§ YOUR OBJECTIVE: Look over the lines below. Report each one that includes the string "JSON".

§ SOURCE RECORDS:
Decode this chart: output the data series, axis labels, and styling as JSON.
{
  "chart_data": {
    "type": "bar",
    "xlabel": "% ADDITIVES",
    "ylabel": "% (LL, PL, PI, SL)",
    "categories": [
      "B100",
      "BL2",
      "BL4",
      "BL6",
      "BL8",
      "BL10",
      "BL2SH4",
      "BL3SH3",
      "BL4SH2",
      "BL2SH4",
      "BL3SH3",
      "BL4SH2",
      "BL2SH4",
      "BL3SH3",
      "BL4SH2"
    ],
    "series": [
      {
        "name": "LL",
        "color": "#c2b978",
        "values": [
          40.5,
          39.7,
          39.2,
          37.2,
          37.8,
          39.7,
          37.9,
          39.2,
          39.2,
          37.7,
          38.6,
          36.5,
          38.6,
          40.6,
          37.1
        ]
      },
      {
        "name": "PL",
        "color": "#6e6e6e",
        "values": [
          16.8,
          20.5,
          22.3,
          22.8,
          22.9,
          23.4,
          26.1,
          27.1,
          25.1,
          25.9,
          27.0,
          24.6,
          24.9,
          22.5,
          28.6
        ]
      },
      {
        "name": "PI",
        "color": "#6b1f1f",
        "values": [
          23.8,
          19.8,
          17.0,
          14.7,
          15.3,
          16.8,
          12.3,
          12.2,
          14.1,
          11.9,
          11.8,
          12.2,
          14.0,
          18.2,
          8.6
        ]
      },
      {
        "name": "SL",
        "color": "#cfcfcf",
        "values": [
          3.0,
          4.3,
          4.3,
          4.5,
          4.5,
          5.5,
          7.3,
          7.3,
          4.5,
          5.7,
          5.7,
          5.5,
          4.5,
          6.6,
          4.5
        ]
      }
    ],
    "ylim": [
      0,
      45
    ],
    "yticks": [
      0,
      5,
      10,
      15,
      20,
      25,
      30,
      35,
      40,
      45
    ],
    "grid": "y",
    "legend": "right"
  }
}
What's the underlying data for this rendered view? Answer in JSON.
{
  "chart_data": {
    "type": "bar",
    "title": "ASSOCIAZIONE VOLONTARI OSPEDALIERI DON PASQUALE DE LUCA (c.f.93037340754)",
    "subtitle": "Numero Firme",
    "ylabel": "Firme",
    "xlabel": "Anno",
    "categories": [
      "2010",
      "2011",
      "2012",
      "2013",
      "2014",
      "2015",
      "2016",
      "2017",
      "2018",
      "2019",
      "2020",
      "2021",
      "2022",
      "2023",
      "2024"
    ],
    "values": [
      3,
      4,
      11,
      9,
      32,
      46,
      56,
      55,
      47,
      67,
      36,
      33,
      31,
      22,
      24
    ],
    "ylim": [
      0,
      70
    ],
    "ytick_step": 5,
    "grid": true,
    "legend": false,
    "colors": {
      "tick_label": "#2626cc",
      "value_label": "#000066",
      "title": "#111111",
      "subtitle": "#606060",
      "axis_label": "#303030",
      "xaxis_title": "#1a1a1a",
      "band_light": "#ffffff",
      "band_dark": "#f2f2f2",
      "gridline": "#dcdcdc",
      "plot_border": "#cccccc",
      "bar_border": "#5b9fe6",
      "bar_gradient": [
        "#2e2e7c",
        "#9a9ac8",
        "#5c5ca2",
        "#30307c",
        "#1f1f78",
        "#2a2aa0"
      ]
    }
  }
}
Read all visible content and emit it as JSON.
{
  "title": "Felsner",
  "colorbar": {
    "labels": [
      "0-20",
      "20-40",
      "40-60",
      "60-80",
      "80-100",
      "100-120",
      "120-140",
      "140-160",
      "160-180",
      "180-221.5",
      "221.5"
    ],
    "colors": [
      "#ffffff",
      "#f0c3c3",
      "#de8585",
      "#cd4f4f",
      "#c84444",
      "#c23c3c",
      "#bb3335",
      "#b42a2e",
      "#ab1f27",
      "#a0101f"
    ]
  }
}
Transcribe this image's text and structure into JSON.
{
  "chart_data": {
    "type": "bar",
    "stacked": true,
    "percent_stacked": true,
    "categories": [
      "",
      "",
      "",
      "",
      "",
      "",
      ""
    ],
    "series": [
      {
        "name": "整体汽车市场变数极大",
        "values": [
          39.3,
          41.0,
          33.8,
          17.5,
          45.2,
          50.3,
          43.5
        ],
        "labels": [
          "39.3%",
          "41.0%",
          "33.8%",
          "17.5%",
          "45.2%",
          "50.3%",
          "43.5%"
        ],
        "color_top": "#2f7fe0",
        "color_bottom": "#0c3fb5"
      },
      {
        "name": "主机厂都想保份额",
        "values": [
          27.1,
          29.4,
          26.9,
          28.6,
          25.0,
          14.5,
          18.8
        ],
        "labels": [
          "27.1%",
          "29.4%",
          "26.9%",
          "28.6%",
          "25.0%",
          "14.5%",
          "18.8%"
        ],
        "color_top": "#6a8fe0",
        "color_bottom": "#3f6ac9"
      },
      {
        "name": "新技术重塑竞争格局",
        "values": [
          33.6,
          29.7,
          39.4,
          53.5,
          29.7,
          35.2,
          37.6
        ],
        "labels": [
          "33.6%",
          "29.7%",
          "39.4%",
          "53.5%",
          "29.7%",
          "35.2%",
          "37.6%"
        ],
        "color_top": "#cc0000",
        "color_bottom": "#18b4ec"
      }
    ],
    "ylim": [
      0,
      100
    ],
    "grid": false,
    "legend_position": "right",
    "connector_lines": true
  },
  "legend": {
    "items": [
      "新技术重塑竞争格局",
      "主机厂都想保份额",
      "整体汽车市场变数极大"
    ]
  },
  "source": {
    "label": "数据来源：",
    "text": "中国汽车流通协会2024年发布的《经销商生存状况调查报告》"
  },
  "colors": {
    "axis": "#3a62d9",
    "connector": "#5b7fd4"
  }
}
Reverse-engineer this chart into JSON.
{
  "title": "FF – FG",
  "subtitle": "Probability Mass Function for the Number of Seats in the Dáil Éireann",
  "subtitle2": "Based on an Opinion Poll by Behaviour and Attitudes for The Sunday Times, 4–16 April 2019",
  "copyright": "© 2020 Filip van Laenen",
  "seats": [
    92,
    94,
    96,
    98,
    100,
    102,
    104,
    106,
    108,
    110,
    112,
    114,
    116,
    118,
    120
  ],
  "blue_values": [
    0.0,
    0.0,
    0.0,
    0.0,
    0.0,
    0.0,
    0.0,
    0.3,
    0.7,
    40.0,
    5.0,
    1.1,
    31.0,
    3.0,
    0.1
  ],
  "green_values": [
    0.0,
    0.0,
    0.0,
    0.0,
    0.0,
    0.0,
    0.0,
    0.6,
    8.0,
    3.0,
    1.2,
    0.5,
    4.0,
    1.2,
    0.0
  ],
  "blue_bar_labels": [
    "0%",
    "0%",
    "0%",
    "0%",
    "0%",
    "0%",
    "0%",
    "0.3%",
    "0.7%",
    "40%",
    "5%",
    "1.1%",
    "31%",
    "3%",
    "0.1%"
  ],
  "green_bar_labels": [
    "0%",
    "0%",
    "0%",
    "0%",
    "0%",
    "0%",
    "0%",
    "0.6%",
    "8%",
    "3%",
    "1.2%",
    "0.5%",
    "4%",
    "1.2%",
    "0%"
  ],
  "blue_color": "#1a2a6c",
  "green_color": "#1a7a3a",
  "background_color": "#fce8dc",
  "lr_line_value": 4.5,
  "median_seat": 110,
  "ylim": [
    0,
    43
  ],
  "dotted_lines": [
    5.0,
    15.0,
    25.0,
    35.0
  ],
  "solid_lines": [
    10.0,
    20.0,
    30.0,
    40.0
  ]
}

§ THE SOLUTION:
Decode this chart: output the data series, axis labels, and styling as JSON.
What's the underlying data for this rendered view? Answer in JSON.
Read all visible content and emit it as JSON.
Transcribe this image's text and structure into JSON.
Reverse-engineer this chart into JSON.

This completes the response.